== Exercise instructions ==
Each line of the material below with the word "between" is to be reported.

--- START ---

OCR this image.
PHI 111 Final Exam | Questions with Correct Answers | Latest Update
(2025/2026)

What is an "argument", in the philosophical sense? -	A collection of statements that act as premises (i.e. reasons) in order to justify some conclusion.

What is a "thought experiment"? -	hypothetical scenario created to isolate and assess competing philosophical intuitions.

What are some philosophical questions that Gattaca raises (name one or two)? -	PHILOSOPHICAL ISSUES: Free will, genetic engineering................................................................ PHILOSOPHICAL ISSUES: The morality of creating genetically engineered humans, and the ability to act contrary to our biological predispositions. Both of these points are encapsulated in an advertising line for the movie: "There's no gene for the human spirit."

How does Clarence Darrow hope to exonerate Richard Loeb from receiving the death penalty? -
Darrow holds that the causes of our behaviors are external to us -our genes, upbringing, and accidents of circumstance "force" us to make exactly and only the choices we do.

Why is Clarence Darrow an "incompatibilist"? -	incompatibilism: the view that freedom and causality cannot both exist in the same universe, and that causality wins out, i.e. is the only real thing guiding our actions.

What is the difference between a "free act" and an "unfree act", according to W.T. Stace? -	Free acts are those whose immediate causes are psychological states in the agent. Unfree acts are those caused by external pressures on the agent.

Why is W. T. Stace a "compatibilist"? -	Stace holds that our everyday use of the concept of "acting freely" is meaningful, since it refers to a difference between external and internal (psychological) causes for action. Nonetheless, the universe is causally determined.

--- END ---

== Your solution ==
What is the difference between a "free act" and an "unfree act", according to W.T. Stace? -	Free acts are those whose immediate causes are psychological states in the agent. Unfree acts are those caused by external pressures on the agent.
Why is W. T. Stace a "compatibilist"? -	Stace holds that our everyday use of the concept of "acting freely" is meaningful, since it refers to a difference between external and internal (psychological) causes for action. Nonetheless, the universe is causally determined.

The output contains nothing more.